CONSIGNE A: Relevez tous les joueurs que le texte sur le PSG-OM de 1999 présente comme membres de l'effectif marseillais.
CONSIGNE B: Prolongez le texte sur le PSG-OM de 1999 en reprenant juste après sa dernière phrase.

TEXTE FOURNI:

━━━━

Bien sûr, pour beaucoup, un PSG-OM est toujours important. Mais en 1999, même les moins anti-Marseillais des Parisiens — et il y en a — n’avaient qu’une envie en fin de saison : battre l’équipe de Rolland Courbis. Les autres rencontres n’avaient plus réellement d’importance, il s’agissait pour le PSG d’une finale.
De la nécessité de battre l’OM
Il faut dire qu’en plus de la rivalité récente entre les deux clubs, il y avait à l’époque une certaine frustration vis-à-vis du club phocéen. On a coutume de dire que Paris et Marseille sont les deux clubs sur lesquels la pression est la plus forte. C’est en partie vrai, mais il y a une nuance au niveau de l’OM puisque ce club attire plus naturellement l’empathie des supporters de foot dits neutres. Aussi, dès que Marseille se met à gagner, c’est un peu toute la France du foot qui est derrière l’équipe sudiste. Qui plus est, en 1999, nous sommes en pleine euphorie post-mondial 98, et de nombreux footix croient retrouver dans ce club les vertus qui leur avaient tant plu chez l’équipe de France championne du monde. Il faut dire que l’OM comporte en son sein Pirès, Blanc et Dugarry.

━━━━

DONNÉES EXTRAITES:
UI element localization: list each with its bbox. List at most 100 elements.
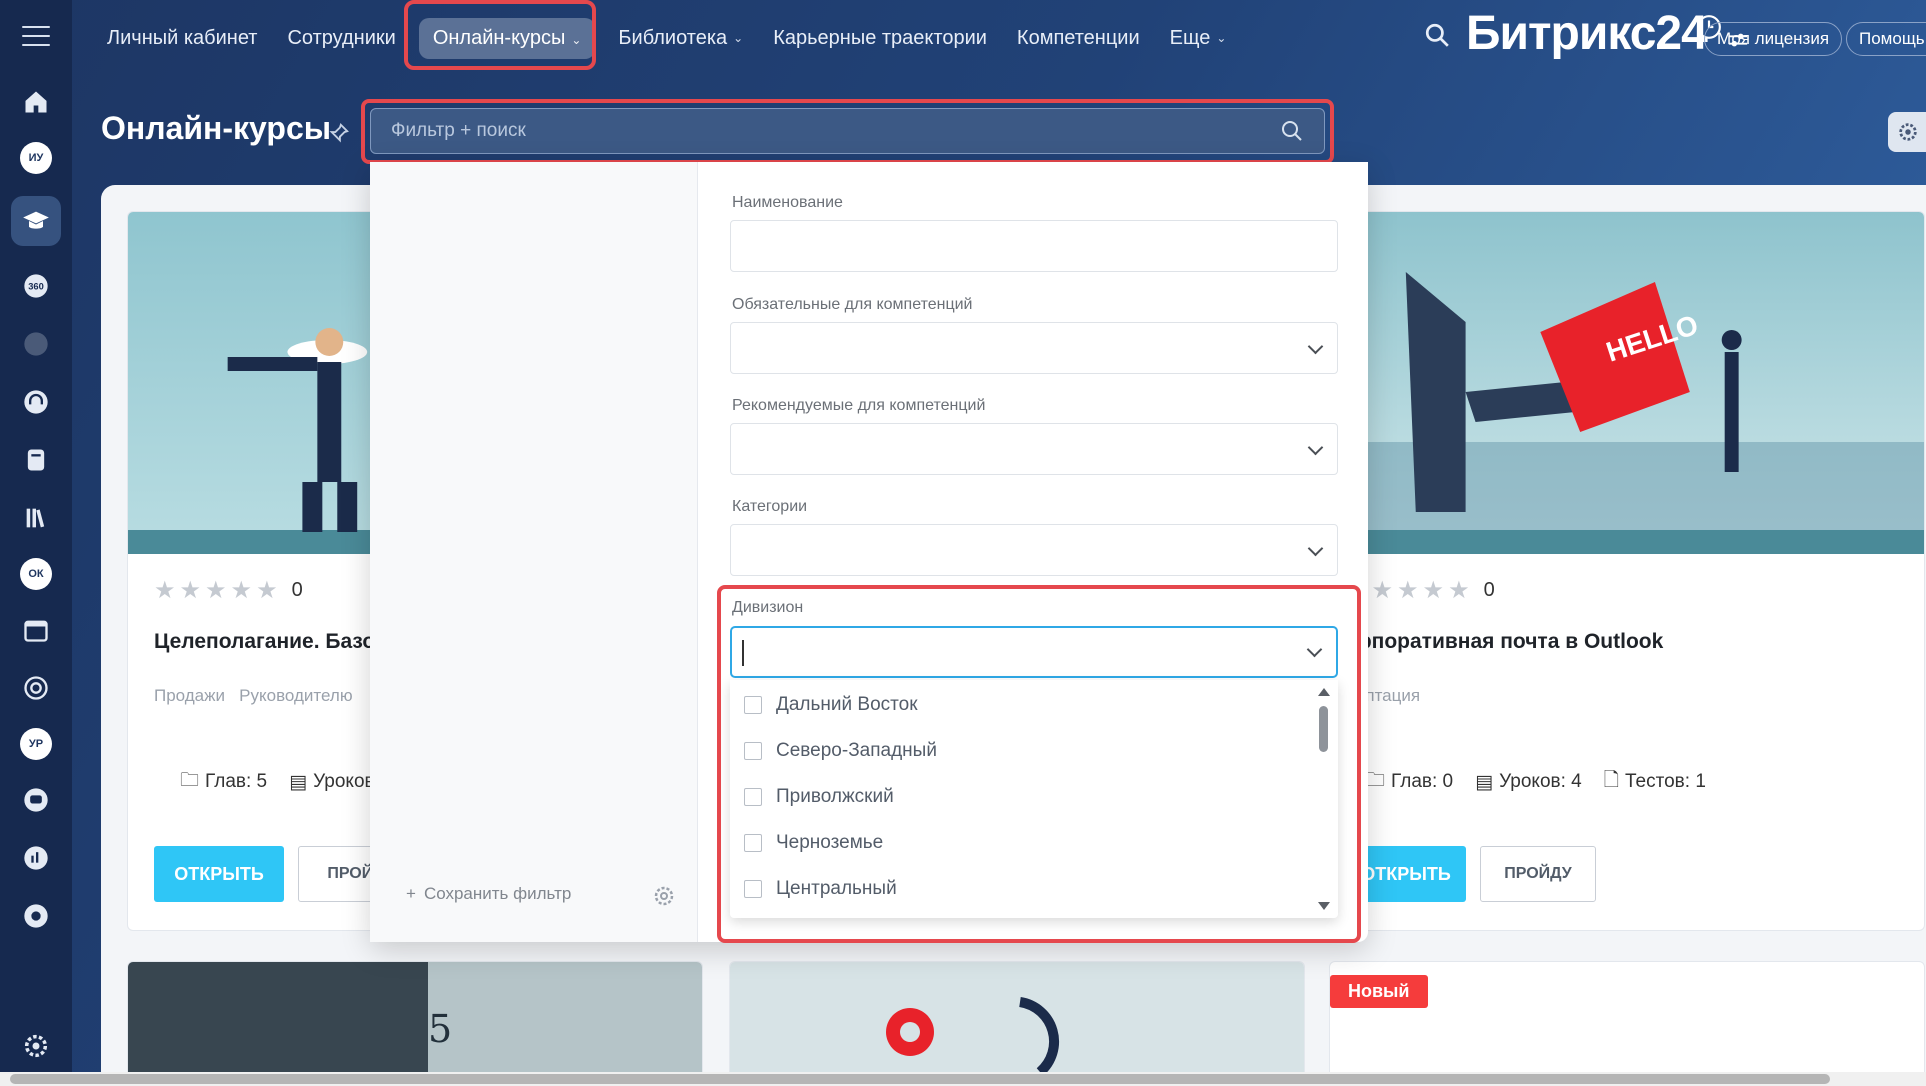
open-course-button[interactable]: ОТКРЫТЬ bbox=[154, 846, 284, 902]
option-label: Северо-Западный bbox=[776, 740, 937, 761]
top-navigation: Личный кабинет Сотрудники Онлайн-курсы ⌄ … bbox=[72, 0, 1926, 76]
chevron-down-icon: ⌄ bbox=[1216, 31, 1227, 45]
sidebar-badge-ur[interactable]: УР bbox=[20, 728, 52, 760]
sidebar-badge-iu[interactable]: ИУ bbox=[20, 142, 52, 174]
required-competencies-select[interactable] bbox=[730, 322, 1338, 374]
gear-icon[interactable] bbox=[652, 884, 676, 908]
page-title: Онлайн-курсы bbox=[101, 110, 332, 146]
scroll-down-arrow-icon[interactable] bbox=[1318, 902, 1330, 910]
categories-select[interactable] bbox=[730, 524, 1338, 576]
checkbox[interactable] bbox=[744, 742, 762, 760]
nav-item-personal[interactable]: Личный кабинет bbox=[92, 0, 272, 76]
library-icon[interactable] bbox=[18, 500, 54, 536]
option-label: Приволжский bbox=[776, 786, 894, 807]
target-icon[interactable] bbox=[18, 670, 54, 706]
course-image-mail: HELLO bbox=[1346, 212, 1924, 554]
compass-icon[interactable] bbox=[18, 898, 54, 934]
filter-popup: + Сохранить фильтр Наименование Обязател… bbox=[370, 162, 1368, 943]
star-icon[interactable]: ★ bbox=[1372, 576, 1394, 605]
left-sidebar: ИУ 360 ОК УР bbox=[0, 0, 72, 1086]
course-card bbox=[729, 961, 1305, 1086]
star-icon[interactable]: ★ bbox=[180, 576, 202, 605]
chat-icon[interactable] bbox=[18, 782, 54, 818]
star-icon[interactable]: ★ bbox=[1448, 576, 1470, 605]
course-meta: 🗀 Глав: 0 ▤ Уроков: 4 🗋 Тестов: 1 bbox=[1366, 766, 1706, 798]
filter-search-input[interactable] bbox=[391, 120, 1280, 142]
star-icon[interactable]: ★ bbox=[231, 576, 253, 605]
graduation-cap-icon[interactable] bbox=[11, 196, 61, 246]
text-caret bbox=[742, 640, 744, 666]
rating-stars: ★★★★★ 0 bbox=[1346, 576, 1495, 605]
star-icon[interactable]: ★ bbox=[256, 576, 278, 605]
division-select[interactable] bbox=[730, 626, 1338, 678]
scroll-thumb[interactable] bbox=[10, 1074, 1830, 1084]
nav-item-more-label: Еще bbox=[1169, 26, 1211, 49]
nav-item-library[interactable]: Библиотека ⌄ bbox=[603, 0, 758, 76]
rating-count: 0 bbox=[1483, 579, 1495, 601]
horizontal-scrollbar[interactable] bbox=[0, 1072, 1926, 1086]
svg-text:5: 5 bbox=[428, 1007, 452, 1051]
nav-item-competencies[interactable]: Компетенции bbox=[1002, 0, 1155, 76]
checkbox[interactable] bbox=[744, 696, 762, 714]
checkbox[interactable] bbox=[744, 834, 762, 852]
chart-icon[interactable] bbox=[18, 840, 54, 876]
save-filter-button[interactable]: + Сохранить фильтр bbox=[406, 884, 571, 904]
brand-logo[interactable]: Битрикс24 bbox=[1466, 6, 1708, 61]
search-icon[interactable] bbox=[1280, 119, 1304, 143]
categories-label: Категории bbox=[732, 498, 808, 515]
course-title[interactable]: Целеполагание. Базов bbox=[154, 630, 388, 654]
dropdown-scrollbar[interactable] bbox=[1316, 686, 1330, 912]
calendar-icon[interactable] bbox=[18, 612, 54, 648]
division-option-chernozemye[interactable]: Черноземье bbox=[744, 832, 883, 854]
menu-burger-icon[interactable] bbox=[22, 22, 50, 50]
option-label: Черноземье bbox=[776, 832, 884, 853]
checkbox[interactable] bbox=[744, 880, 762, 898]
tests-count: Тестов: 1 bbox=[1625, 771, 1706, 792]
saved-filters-panel: + Сохранить фильтр bbox=[370, 162, 698, 942]
division-option-central[interactable]: Центральный bbox=[744, 878, 897, 900]
name-input[interactable] bbox=[730, 220, 1338, 272]
division-option-northwest[interactable]: Северо-Западный bbox=[744, 740, 937, 762]
folder-icon: 🗀 bbox=[180, 770, 200, 791]
course-image-numbers: 5 bbox=[128, 962, 702, 1086]
division-option-volga[interactable]: Приволжский bbox=[744, 786, 894, 808]
settings-gear-icon[interactable] bbox=[18, 1028, 54, 1064]
star-icon[interactable]: ★ bbox=[205, 576, 227, 605]
chapters-count: Глав: 0 bbox=[1391, 771, 1454, 792]
star-icon[interactable]: ★ bbox=[154, 576, 176, 605]
star-icon[interactable]: ★ bbox=[1397, 576, 1419, 605]
page-settings-button[interactable] bbox=[1888, 112, 1926, 152]
pin-icon[interactable] bbox=[328, 122, 350, 144]
document-icon[interactable] bbox=[18, 442, 54, 478]
search-icon[interactable] bbox=[1424, 22, 1450, 48]
tag[interactable]: Руководителю bbox=[239, 686, 352, 705]
document-icon: ▤ bbox=[289, 771, 308, 793]
app-window: ИУ 360 ОК УР Личный кабинет Сотрудники О… bbox=[0, 0, 1926, 1086]
recommended-competencies-select[interactable] bbox=[730, 423, 1338, 475]
scroll-up-arrow-icon[interactable] bbox=[1318, 688, 1330, 696]
take-course-button[interactable]: ПРОЙДУ bbox=[1480, 846, 1596, 902]
star-icon[interactable]: ★ bbox=[1423, 576, 1445, 605]
tag[interactable]: Продажи bbox=[154, 686, 225, 705]
rating-stars: ★★★★★ 0 bbox=[154, 576, 303, 605]
course-title[interactable]: орпоративная почта в Outlook bbox=[1346, 630, 1663, 654]
division-option-far-east[interactable]: Дальний Восток bbox=[744, 694, 918, 716]
headset-icon[interactable] bbox=[18, 384, 54, 420]
chapters-count: Глав: 5 bbox=[205, 771, 268, 792]
division-label: Дивизион bbox=[732, 599, 804, 616]
360-icon[interactable]: 360 bbox=[18, 268, 54, 304]
checkbox[interactable] bbox=[744, 788, 762, 806]
course-meta: 🗀 Глав: 5 ▤ Уроков: bbox=[180, 766, 380, 798]
option-label: Дальний Восток bbox=[776, 694, 918, 715]
disabled-circle-icon[interactable] bbox=[18, 326, 54, 362]
sidebar-badge-ok[interactable]: ОК bbox=[20, 558, 52, 590]
nav-item-career[interactable]: Карьерные траектории bbox=[758, 0, 1002, 76]
my-license-button[interactable]: Моя лицензия bbox=[1704, 22, 1843, 56]
nav-item-employees[interactable]: Сотрудники bbox=[272, 0, 410, 76]
course-tags: Продажи Руководителю bbox=[154, 686, 353, 706]
scroll-thumb[interactable] bbox=[1319, 706, 1328, 752]
nav-item-more[interactable]: Еще ⌄ bbox=[1155, 0, 1242, 76]
svg-text:360: 360 bbox=[28, 282, 44, 292]
home-icon[interactable] bbox=[18, 84, 54, 120]
help-button[interactable]: Помощь bbox=[1846, 22, 1926, 56]
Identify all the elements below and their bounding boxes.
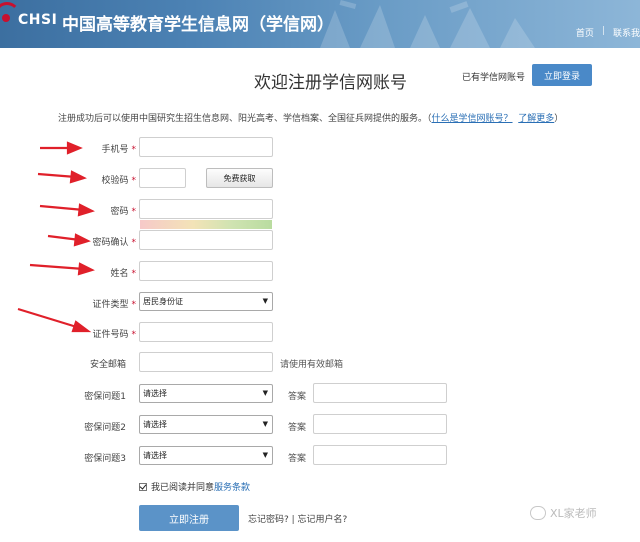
phone-input[interactable] [139, 137, 273, 157]
site-title: 中国高等教育学生信息网（学信网） [62, 15, 334, 35]
answer-1-label: 答案 [288, 392, 307, 402]
nav-home-link[interactable]: 首页 [576, 26, 594, 39]
name-input[interactable] [139, 261, 273, 281]
dropdown-arrow-icon: ▼ [262, 389, 268, 397]
dropdown-arrow-icon: ▼ [262, 451, 268, 459]
watermark: XL家老师 [530, 505, 597, 521]
phone-label-text: 手机号 [101, 145, 129, 155]
id-type-label-text: 证件类型 [92, 300, 129, 310]
answer-1-input[interactable] [313, 383, 447, 403]
required-mark: * [131, 145, 137, 155]
page-title: 欢迎注册学信网账号 [254, 73, 407, 93]
security-question-3-select[interactable]: 请选择 ▼ [139, 446, 273, 465]
password-input[interactable] [139, 199, 273, 219]
id-number-label-text: 证件号码 [92, 330, 129, 340]
answer-2-input[interactable] [313, 414, 447, 434]
security-question-1-select[interactable]: 请选择 ▼ [139, 384, 273, 403]
password-strength-bar [140, 220, 272, 229]
answer-2-label: 答案 [288, 423, 307, 433]
email-label: 安全邮箱 [89, 360, 126, 370]
header-graduation-pattern [320, 0, 535, 48]
id-number-input[interactable] [139, 322, 273, 342]
security-question-1-label: 密保问题1 [84, 392, 126, 402]
select-placeholder: 请选择 [143, 420, 167, 429]
security-question-2-select[interactable]: 请选择 ▼ [139, 415, 273, 434]
id-type-label: 证件类型 * [26, 297, 136, 310]
email-hint: 请使用有效邮箱 [280, 360, 344, 370]
agreement: 我已阅读并同意 服务条款 [139, 480, 250, 493]
id-number-label: 证件号码 * [26, 327, 136, 340]
what-is-account-link[interactable]: 什么是学信网账号？ [432, 114, 513, 124]
get-code-button[interactable]: 免费获取 [206, 168, 273, 188]
site-header: CHSI 中国高等教育学生信息网（学信网） 首页 | 联系我 [0, 0, 640, 48]
login-button[interactable]: 立即登录 [532, 64, 592, 86]
confirm-label: 密码确认 * [26, 235, 136, 248]
nav-separator: | [601, 26, 605, 36]
required-mark: * [131, 207, 137, 217]
required-mark: * [131, 269, 137, 279]
required-mark: * [131, 238, 137, 248]
has-account-text: 已有学信网账号 [462, 73, 526, 83]
name-label-text: 姓名 [110, 269, 129, 279]
code-label-text: 校验码 [101, 176, 129, 186]
terms-link[interactable]: 服务条款 [214, 480, 250, 493]
select-placeholder: 请选择 [143, 389, 167, 398]
id-type-select[interactable]: 居民身份证 ▼ [139, 292, 273, 311]
top-nav: 首页 | 联系我 [576, 26, 640, 39]
name-label: 姓名 * [26, 266, 136, 279]
security-question-2-label: 密保问题2 [84, 423, 126, 433]
logo-text: CHSI [18, 12, 58, 28]
nav-contact-link[interactable]: 联系我 [613, 26, 640, 39]
intro-end: ） [554, 114, 564, 124]
forgot-links[interactable]: 忘记密码? | 忘记用户名? [248, 512, 347, 525]
code-input[interactable] [139, 168, 186, 188]
answer-3-label: 答案 [288, 454, 307, 464]
wechat-icon [530, 506, 546, 520]
required-mark: * [131, 176, 137, 186]
required-mark: * [131, 300, 137, 310]
dropdown-arrow-icon: ▼ [262, 297, 268, 305]
confirm-label-text: 密码确认 [92, 238, 129, 248]
agree-checkbox[interactable] [139, 482, 147, 491]
code-label: 校验码 * [26, 173, 136, 186]
select-placeholder: 请选择 [143, 451, 167, 460]
logo-dot-icon [2, 14, 10, 22]
arrow-id-number [17, 307, 81, 330]
password-label-text: 密码 [110, 207, 129, 217]
password-label: 密码 * [26, 204, 136, 217]
answer-3-input[interactable] [313, 445, 447, 465]
watermark-text: XL家老师 [550, 507, 597, 520]
phone-label: 手机号 * [26, 142, 136, 155]
intro-body: 注册成功后可以使用中国研究生招生信息网、阳光高考、学信档案、全国征兵网提供的服务… [58, 114, 432, 124]
register-button[interactable]: 立即注册 [139, 505, 239, 531]
confirm-password-input[interactable] [139, 230, 273, 250]
agree-text: 我已阅读并同意 [151, 483, 215, 493]
security-question-3-label: 密保问题3 [84, 454, 126, 464]
dropdown-arrow-icon: ▼ [262, 420, 268, 428]
email-input[interactable] [139, 352, 273, 372]
required-mark: * [131, 330, 137, 340]
id-type-value: 居民身份证 [143, 297, 183, 306]
learn-more-link[interactable]: 了解更多 [518, 114, 554, 124]
intro-text: 注册成功后可以使用中国研究生招生信息网、阳光高考、学信档案、全国征兵网提供的服务… [58, 111, 563, 124]
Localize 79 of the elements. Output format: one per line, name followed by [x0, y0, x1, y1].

━━━━

RÉPONSE ATTENDUE A:
Pirès
Blanc
Dugarry

RÉPONSE ATTENDUE B:
Paris végète en milieu de classement — après avoir vu passer deux présidents et trois entraîneurs —, pendant que l’OM caracole en tête du classement, et s’apprête à jouer une finale de coupe d’Europe. Tous les médias raillent donc le PSG et sa gestion calamiteuse, pendant que l’OM est adulé. Le partenaire du club, Adidas, réalise des campagnes de pubs massives autour du club phocéen, et il est quasiment impossible d’échapper aux spots télévisés de la marque aux trois bandes, mettant en avant la supposée génération dorée des joueurs marseillais. Il est annoncé qu’après le purgatoire jugé injuste en D2, l’OM va enfin reprendre le contrôle des opérations en France. Les joueurs ne craignent dégun, et l’Europe va parler marseillais.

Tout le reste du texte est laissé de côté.